- Set task: Select and copy out every line in the records containing "composite".

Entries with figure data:
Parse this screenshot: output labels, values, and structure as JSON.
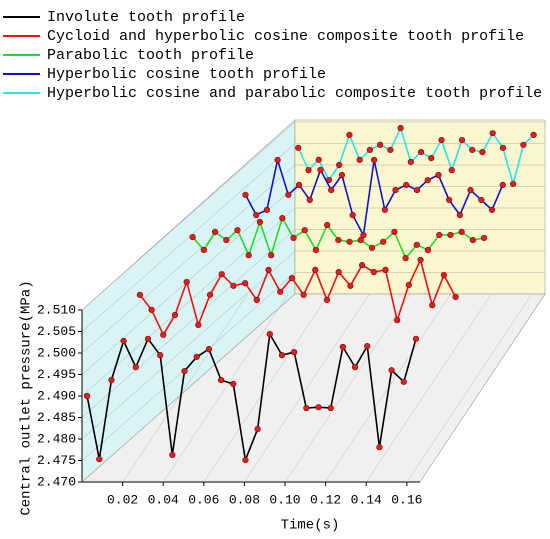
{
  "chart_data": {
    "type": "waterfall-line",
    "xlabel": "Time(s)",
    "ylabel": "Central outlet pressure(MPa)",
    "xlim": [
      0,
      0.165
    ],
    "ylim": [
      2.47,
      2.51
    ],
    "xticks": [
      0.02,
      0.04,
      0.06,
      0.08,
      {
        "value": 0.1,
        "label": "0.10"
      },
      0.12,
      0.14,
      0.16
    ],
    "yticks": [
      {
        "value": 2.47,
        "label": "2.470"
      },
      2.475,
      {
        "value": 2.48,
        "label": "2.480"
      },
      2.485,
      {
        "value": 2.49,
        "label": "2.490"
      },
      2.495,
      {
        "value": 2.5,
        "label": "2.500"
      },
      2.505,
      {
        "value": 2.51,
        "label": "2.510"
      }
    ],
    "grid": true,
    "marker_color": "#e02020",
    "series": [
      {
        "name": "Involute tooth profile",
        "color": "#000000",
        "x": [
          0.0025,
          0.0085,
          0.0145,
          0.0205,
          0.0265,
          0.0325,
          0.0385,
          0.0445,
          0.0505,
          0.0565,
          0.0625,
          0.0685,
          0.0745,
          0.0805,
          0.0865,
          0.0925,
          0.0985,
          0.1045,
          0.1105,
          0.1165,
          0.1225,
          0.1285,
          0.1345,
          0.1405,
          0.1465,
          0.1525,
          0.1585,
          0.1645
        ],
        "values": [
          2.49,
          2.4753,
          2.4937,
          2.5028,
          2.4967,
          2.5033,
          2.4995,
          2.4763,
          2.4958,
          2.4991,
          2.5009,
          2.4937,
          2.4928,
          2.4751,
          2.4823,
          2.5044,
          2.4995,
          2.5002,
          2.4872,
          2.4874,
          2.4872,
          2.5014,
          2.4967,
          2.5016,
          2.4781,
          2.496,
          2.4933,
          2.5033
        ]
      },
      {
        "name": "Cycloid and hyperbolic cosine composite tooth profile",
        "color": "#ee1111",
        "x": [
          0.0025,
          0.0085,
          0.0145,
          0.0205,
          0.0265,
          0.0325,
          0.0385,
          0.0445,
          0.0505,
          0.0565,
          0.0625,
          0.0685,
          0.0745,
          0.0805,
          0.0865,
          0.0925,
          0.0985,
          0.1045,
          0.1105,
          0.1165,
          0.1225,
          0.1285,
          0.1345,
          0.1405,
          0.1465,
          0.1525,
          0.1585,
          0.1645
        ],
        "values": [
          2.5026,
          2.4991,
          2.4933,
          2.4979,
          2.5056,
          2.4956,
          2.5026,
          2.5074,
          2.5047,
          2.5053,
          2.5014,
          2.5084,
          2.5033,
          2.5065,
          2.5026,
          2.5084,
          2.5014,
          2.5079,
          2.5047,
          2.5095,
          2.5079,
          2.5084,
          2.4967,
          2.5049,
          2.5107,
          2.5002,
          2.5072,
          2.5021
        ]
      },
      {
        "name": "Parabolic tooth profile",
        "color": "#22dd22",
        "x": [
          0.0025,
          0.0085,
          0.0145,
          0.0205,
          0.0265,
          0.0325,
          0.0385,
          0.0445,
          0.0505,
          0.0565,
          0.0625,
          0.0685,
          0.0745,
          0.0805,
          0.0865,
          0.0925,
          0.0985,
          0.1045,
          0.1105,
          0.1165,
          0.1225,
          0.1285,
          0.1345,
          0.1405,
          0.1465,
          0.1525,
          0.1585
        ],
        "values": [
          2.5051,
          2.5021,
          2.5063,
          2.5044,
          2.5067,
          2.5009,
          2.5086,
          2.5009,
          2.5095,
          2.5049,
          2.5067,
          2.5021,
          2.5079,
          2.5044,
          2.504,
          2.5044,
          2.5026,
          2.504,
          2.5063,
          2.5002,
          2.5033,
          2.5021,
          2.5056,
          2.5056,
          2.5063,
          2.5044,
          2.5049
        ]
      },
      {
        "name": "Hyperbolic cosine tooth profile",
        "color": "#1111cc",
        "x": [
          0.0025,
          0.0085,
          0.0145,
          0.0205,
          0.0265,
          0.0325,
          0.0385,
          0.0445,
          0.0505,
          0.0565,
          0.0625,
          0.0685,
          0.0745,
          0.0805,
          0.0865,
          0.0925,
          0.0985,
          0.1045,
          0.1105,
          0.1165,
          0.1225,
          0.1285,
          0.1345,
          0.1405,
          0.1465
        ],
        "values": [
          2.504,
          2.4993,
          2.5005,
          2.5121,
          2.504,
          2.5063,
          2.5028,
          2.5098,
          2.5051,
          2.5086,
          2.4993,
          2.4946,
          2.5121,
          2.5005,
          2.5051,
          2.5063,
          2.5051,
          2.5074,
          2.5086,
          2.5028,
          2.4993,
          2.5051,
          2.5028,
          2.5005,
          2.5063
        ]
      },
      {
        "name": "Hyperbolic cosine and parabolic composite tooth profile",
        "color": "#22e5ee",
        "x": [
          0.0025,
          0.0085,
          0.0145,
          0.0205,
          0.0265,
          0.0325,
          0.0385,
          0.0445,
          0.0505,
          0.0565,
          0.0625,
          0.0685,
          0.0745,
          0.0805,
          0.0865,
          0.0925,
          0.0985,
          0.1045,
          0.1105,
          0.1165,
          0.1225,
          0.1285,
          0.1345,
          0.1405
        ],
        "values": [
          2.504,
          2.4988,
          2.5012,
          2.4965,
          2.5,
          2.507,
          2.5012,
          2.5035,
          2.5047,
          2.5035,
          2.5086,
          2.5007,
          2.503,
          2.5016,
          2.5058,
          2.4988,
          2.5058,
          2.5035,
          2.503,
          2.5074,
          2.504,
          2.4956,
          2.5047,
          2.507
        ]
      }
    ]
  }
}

- Problem solution:
        "name": "Cycloid and hyperbolic cosine composite tooth profile",
        "name": "Hyperbolic cosine and parabolic composite tooth profile",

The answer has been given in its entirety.